* **Work to do**:
Output all lines exactly.

⁂

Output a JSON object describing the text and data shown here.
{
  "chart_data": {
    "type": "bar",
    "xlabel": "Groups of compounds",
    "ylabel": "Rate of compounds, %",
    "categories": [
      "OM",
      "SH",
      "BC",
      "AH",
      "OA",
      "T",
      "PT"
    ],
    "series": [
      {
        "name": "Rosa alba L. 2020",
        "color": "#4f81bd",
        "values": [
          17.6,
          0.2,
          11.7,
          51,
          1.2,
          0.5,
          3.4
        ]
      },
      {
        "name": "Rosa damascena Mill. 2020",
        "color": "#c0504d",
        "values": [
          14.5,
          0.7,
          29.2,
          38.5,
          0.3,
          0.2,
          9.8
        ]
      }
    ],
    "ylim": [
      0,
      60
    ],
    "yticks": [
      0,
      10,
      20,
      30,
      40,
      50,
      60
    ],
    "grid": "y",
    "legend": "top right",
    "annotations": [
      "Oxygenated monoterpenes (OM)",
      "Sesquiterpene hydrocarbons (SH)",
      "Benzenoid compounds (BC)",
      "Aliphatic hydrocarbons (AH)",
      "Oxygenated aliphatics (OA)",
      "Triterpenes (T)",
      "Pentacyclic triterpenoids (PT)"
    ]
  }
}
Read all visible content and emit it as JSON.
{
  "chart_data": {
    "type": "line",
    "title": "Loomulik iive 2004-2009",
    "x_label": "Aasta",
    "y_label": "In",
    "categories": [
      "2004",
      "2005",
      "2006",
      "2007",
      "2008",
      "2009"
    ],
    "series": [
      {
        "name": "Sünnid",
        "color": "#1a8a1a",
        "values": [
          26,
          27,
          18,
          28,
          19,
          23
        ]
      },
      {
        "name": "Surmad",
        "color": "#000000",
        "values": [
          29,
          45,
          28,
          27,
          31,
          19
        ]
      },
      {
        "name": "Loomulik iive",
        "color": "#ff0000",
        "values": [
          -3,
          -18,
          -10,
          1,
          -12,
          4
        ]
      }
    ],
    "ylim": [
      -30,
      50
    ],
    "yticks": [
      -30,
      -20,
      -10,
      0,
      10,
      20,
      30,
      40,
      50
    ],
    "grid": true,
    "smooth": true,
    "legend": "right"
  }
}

⁂

* **Answer to this problem**:
Output a JSON object describing the text and data shown here.
{
  "chart_data": {
    "type": "bar",
    "xlabel": "Groups of compounds",
    "ylabel": "Rate of compounds, %",
    "categories": [
      "OM",
      "SH",
      "BC",
      "AH",
      "OA",
      "T",
      "PT"
    ],
    "series": [
      {
        "name": "Rosa alba L. 2020",
        "color": "#4f81bd",
        "values": [
          17.6,
          0.2,
          11.7,
          51,
          1.2,
          0.5,
          3.4
        ]
      },
      {
        "name": "Rosa damascena Mill. 2020",
        "color": "#c0504d",
        "values": [
          14.5,
          0.7,
          29.2,
          38.5,
          0.3,
          0.2,
          9.8
        ]
      }
    ],
    "ylim": [
      0,
      60
    ],
    "yticks": [
      0,
      10,
      20,
      30,
      40,
      50,
      60
    ],
    "grid": "y",
    "legend": "top right",
    "annotations": [
      "Oxygenated monoterpenes (OM)",
      "Sesquiterpene hydrocarbons (SH)",
      "Benzenoid compounds (BC)",
      "Aliphatic hydrocarbons (AH)",
      "Oxygenated aliphatics (OA)",
      "Triterpenes (T)",
      "Pentacyclic triterpenoids (PT)"
    ]
  }
}
Read all visible content and emit it as JSON.
{
  "chart_data": {
    "type": "line",
    "title": "Loomulik iive 2004-2009",
    "x_label": "Aasta",
    "y_label": "In",
    "categories": [
      "2004",
      "2005",
      "2006",
      "2007",
      "2008",
      "2009"
    ],
    "series": [
      {
        "name": "Sünnid",
        "color": "#1a8a1a",
        "values": [
          26,
          27,
          18,
          28,
          19,
          23
        ]
      },
      {
        "name": "Surmad",
        "color": "#000000",
        "values": [
          29,
          45,
          28,
          27,
          31,
          19
        ]
      },
      {
        "name": "Loomulik iive",
        "color": "#ff0000",
        "values": [
          -3,
          -18,
          -10,
          1,
          -12,
          4
        ]
      }
    ],
    "ylim": [
      -30,
      50
    ],
    "yticks": [
      -30,
      -20,
      -10,
      0,
      10,
      20,
      30,
      40,
      50
    ],
    "grid": true,
    "smooth": true,
    "legend": "right"
  }
}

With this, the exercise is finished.